Entries provided:
☆ ☆ ☆ ☆ ☆ ☆ ☆
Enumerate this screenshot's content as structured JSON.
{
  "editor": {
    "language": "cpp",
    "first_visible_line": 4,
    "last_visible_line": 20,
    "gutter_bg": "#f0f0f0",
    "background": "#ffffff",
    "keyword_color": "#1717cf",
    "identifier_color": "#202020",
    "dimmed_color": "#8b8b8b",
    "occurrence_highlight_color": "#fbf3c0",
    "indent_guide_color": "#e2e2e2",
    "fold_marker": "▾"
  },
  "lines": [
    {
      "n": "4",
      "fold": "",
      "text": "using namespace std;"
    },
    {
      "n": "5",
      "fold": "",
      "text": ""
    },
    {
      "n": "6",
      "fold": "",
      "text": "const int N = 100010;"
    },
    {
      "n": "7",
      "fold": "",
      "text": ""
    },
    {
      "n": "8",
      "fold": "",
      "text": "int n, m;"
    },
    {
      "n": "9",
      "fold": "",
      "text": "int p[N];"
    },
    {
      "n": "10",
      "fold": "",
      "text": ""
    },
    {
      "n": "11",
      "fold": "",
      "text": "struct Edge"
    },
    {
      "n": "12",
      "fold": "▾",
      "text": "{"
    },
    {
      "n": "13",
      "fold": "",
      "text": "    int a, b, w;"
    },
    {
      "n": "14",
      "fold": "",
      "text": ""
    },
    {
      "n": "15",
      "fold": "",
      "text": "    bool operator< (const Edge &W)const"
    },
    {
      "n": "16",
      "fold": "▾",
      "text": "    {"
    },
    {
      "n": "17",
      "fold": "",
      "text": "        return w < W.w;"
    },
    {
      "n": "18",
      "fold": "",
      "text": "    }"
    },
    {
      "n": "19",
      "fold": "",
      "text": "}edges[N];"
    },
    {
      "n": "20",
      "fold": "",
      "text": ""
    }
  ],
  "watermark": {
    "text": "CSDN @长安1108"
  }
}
☆ ☆ ☆ ☆ ☆ ☆ ☆
Aim:
Give back the whole listing exactly as it reads.

Solved exercise:
Enumerate this screenshot's content as structured JSON.
{
  "editor": {
    "language": "cpp",
    "first_visible_line": 4,
    "last_visible_line": 20,
    "gutter_bg": "#f0f0f0",
    "background": "#ffffff",
    "keyword_color": "#1717cf",
    "identifier_color": "#202020",
    "dimmed_color": "#8b8b8b",
    "occurrence_highlight_color": "#fbf3c0",
    "indent_guide_color": "#e2e2e2",
    "fold_marker": "▾"
  },
  "lines": [
    {
      "n": "4",
      "fold": "",
      "text": "using namespace std;"
    },
    {
      "n": "5",
      "fold": "",
      "text": ""
    },
    {
      "n": "6",
      "fold": "",
      "text": "const int N = 100010;"
    },
    {
      "n": "7",
      "fold": "",
      "text": ""
    },
    {
      "n": "8",
      "fold": "",
      "text": "int n, m;"
    },
    {
      "n": "9",
      "fold": "",
      "text": "int p[N];"
    },
    {
      "n": "10",
      "fold": "",
      "text": ""
    },
    {
      "n": "11",
      "fold": "",
      "text": "struct Edge"
    },
    {
      "n": "12",
      "fold": "▾",
      "text": "{"
    },
    {
      "n": "13",
      "fold": "",
      "text": "    int a, b, w;"
    },
    {
      "n": "14",
      "fold": "",
      "text": ""
    },
    {
      "n": "15",
      "fold": "",
      "text": "    bool operator< (const Edge &W)const"
    },
    {
      "n": "16",
      "fold": "▾",
      "text": "    {"
    },
    {
      "n": "17",
      "fold": "",
      "text": "        return w < W.w;"
    },
    {
      "n": "18",
      "fold": "",
      "text": "    }"
    },
    {
      "n": "19",
      "fold": "",
      "text": "}edges[N];"
    },
    {
      "n": "20",
      "fold": "",
      "text": ""
    }
  ],
  "watermark": {
    "text": "CSDN @长安1108"
  }
}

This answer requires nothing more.